> [Task statement]
Copy, in full, each line of the material that holds the word "Shutting".

> [Records provided]

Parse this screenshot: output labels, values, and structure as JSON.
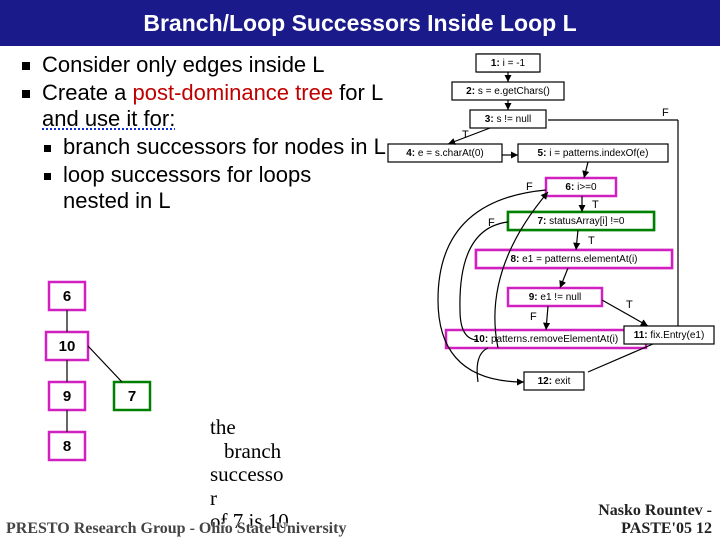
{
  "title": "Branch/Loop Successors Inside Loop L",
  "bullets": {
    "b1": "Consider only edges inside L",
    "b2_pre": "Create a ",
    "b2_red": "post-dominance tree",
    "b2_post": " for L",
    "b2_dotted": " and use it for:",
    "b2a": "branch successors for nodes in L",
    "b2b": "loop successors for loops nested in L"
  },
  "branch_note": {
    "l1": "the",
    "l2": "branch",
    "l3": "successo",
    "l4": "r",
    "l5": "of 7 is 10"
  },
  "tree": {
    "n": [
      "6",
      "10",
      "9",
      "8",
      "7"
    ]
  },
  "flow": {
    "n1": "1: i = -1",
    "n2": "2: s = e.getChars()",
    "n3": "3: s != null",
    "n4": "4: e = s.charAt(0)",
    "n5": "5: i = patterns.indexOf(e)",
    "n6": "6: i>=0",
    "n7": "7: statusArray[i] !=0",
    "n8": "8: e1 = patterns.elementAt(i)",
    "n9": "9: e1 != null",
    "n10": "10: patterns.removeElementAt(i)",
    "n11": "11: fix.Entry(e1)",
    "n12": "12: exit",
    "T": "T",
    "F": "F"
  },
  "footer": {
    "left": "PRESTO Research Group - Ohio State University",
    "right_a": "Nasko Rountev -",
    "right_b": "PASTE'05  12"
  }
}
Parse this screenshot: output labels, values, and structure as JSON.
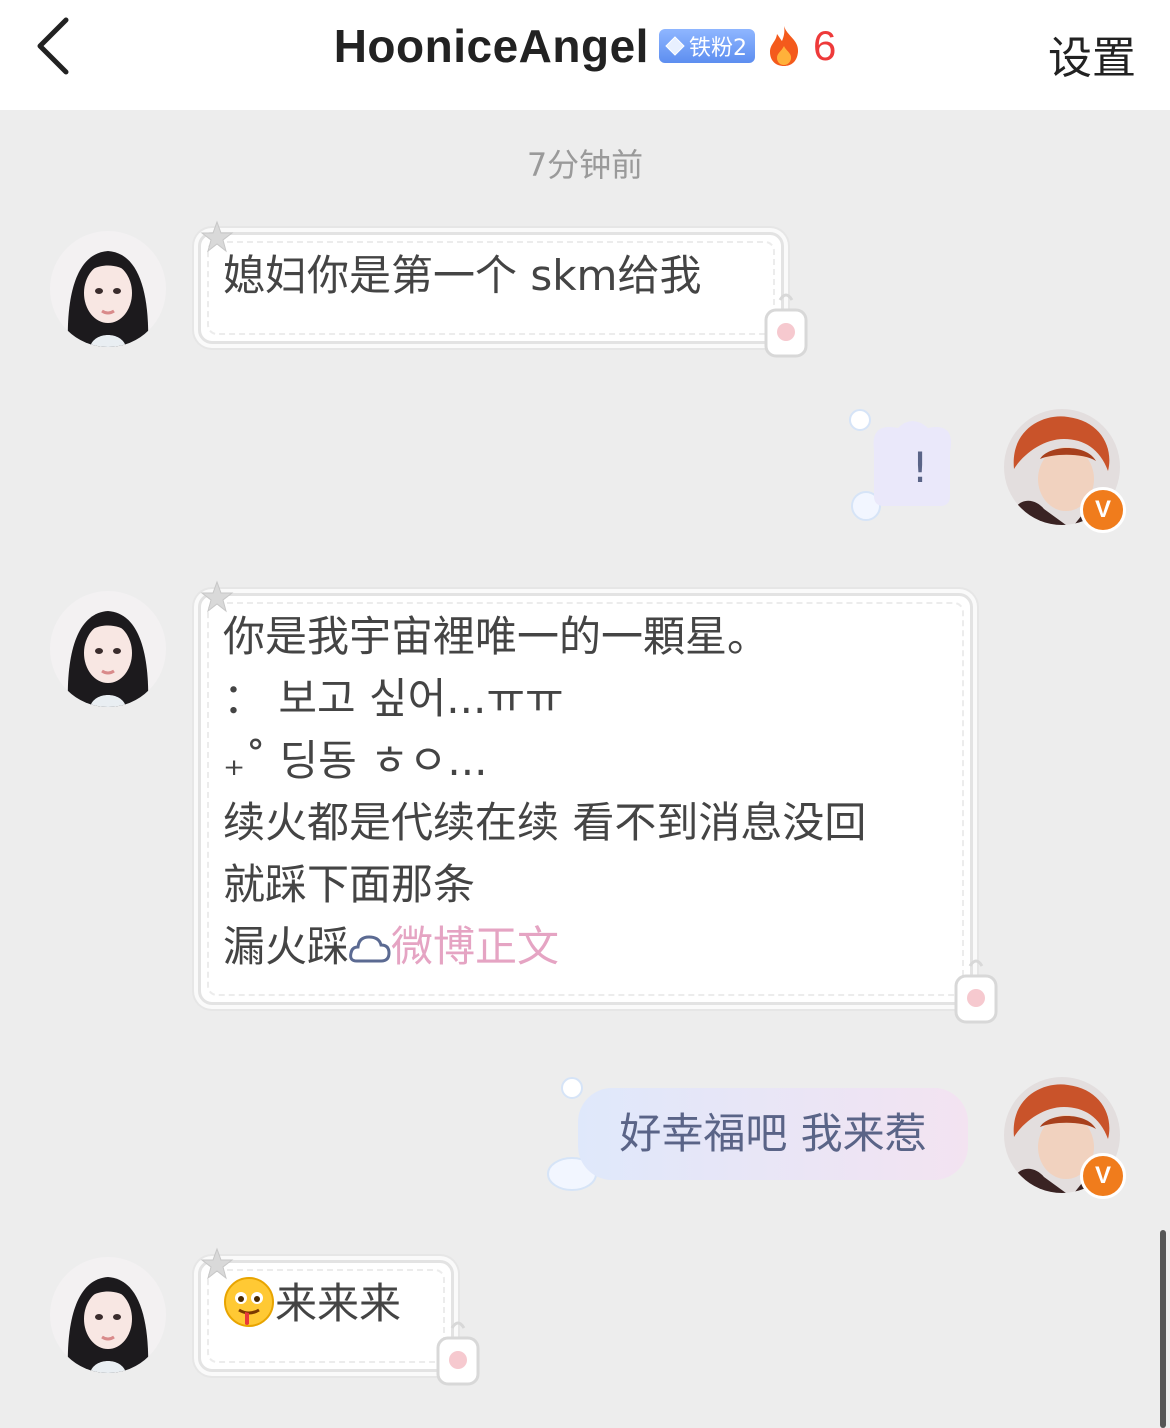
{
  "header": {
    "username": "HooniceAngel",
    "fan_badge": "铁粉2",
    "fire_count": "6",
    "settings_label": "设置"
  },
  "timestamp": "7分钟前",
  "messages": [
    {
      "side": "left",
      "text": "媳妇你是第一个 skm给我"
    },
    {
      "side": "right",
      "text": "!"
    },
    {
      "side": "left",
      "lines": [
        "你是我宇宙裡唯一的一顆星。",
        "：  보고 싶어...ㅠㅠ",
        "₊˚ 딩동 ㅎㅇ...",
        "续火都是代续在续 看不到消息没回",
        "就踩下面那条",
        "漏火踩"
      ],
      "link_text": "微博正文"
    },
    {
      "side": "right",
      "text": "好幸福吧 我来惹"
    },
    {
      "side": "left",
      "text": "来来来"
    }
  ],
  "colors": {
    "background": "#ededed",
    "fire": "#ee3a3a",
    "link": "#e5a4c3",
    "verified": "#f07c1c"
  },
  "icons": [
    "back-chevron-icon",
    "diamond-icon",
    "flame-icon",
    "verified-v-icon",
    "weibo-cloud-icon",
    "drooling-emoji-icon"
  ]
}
...
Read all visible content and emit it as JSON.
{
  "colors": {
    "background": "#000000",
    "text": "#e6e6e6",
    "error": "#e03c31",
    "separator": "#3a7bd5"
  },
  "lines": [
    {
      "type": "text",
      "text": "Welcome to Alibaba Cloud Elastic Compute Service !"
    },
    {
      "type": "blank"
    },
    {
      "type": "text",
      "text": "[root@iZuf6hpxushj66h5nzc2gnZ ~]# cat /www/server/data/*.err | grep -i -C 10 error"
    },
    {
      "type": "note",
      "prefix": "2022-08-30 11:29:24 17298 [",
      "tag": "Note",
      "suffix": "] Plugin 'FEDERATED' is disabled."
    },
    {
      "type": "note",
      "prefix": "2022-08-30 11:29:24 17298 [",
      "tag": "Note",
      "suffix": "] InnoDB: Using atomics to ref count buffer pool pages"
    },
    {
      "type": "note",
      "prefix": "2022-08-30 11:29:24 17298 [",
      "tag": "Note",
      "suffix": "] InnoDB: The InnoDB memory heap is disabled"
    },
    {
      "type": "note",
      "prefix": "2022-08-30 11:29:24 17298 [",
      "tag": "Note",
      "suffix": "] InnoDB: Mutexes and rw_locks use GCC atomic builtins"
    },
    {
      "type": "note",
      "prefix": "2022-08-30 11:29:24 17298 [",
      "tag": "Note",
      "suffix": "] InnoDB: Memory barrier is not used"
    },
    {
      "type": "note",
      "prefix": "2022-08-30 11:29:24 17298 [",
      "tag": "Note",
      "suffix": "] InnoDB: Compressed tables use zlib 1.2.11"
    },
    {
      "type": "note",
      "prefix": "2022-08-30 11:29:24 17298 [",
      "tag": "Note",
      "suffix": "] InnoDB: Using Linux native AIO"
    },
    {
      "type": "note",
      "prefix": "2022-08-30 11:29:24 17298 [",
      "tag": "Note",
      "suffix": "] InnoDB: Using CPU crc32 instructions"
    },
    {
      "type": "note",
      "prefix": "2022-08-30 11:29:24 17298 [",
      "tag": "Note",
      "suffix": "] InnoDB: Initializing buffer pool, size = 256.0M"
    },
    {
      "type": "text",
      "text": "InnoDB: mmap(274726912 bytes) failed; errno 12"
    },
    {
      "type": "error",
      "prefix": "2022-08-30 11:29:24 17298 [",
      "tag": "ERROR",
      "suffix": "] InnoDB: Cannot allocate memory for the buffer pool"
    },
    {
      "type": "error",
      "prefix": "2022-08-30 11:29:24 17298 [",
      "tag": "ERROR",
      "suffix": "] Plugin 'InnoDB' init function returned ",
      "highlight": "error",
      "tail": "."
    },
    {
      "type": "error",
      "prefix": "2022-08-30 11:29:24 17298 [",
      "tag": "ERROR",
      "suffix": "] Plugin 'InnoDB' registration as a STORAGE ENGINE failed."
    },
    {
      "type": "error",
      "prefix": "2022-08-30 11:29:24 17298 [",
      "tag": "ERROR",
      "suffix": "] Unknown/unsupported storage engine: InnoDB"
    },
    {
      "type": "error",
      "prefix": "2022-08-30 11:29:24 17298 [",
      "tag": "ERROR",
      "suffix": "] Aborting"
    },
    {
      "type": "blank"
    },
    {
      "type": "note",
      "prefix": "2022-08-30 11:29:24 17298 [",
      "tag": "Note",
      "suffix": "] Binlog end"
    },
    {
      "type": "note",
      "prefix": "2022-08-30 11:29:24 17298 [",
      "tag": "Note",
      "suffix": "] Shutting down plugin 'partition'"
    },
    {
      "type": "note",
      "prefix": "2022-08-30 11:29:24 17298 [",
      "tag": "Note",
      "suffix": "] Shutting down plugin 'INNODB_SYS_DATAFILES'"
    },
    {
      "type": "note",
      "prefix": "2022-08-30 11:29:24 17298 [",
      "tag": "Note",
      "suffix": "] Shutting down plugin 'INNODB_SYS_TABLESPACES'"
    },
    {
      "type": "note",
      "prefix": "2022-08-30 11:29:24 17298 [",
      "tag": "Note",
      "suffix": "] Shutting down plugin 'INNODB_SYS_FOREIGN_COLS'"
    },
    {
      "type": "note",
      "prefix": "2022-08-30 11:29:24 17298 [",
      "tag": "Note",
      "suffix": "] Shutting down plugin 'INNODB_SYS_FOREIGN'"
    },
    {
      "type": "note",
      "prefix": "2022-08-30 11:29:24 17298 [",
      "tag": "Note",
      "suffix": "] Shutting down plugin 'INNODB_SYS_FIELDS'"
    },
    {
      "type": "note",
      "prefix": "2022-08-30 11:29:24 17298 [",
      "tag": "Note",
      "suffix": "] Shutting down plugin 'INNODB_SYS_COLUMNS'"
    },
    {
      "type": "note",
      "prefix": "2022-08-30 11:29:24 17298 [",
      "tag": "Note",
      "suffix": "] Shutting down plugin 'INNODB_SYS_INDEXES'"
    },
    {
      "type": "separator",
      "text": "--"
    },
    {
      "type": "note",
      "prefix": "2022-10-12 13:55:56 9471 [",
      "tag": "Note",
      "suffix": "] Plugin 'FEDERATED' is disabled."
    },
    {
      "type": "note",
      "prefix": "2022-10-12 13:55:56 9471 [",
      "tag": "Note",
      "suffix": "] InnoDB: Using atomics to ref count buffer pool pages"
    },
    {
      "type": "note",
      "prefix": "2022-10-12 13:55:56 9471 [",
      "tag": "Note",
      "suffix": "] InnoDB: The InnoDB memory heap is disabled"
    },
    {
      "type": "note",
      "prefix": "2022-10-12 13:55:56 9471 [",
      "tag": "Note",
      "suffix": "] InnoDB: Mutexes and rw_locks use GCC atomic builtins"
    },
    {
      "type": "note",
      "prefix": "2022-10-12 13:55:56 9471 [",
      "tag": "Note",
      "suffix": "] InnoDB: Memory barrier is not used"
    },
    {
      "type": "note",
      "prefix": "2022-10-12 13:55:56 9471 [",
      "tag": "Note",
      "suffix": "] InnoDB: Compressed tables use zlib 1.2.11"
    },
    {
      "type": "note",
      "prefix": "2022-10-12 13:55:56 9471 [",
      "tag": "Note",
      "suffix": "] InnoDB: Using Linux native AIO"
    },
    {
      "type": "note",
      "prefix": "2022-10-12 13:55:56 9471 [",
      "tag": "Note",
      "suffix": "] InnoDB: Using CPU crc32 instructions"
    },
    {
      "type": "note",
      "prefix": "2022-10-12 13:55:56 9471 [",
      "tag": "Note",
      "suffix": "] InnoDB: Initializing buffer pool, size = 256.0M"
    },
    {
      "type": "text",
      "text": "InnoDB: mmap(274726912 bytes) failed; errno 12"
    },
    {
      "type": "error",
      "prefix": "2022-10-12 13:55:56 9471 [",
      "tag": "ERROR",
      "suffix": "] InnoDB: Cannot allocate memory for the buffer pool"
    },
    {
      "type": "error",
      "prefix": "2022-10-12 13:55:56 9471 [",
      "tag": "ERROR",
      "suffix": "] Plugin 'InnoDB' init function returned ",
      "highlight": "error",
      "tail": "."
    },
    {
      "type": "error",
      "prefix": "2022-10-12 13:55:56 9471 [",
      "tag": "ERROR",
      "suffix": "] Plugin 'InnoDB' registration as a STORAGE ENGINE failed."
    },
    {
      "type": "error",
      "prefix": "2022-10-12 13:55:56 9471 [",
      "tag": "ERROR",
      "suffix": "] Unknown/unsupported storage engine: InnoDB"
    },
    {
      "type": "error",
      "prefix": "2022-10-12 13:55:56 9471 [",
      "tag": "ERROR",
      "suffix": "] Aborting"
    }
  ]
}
--
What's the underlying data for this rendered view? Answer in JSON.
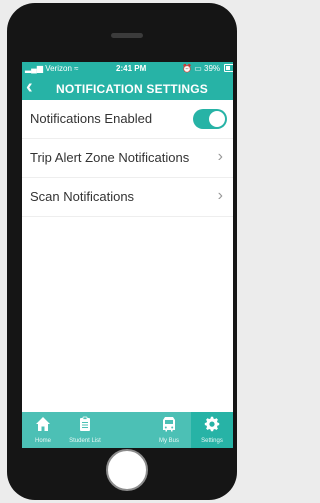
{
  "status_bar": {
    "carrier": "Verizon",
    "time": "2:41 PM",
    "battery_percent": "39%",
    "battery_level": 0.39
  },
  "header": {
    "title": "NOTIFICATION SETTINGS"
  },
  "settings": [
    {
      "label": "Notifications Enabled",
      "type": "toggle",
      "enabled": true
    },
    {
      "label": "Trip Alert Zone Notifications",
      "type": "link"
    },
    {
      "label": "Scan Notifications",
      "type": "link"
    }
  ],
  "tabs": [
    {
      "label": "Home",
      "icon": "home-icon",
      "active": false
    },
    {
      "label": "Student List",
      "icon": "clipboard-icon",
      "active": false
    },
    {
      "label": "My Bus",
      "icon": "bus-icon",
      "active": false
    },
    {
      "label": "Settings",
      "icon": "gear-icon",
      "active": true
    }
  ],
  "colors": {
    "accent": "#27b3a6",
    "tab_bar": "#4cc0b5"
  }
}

> [Written response]
      "suffix": "] Shutting down plugin 'partition'"
      "suffix": "] Shutting down plugin 'INNODB_SYS_DATAFILES'"
      "suffix": "] Shutting down plugin 'INNODB_SYS_TABLESPACES'"
      "suffix": "] Shutting down plugin 'INNODB_SYS_FOREIGN_COLS'"
      "suffix": "] Shutting down plugin 'INNODB_SYS_FOREIGN'"
      "suffix": "] Shutting down plugin 'INNODB_SYS_FIELDS'"
      "suffix": "] Shutting down plugin 'INNODB_SYS_COLUMNS'"
      "suffix": "] Shutting down plugin 'INNODB_SYS_INDEXES'"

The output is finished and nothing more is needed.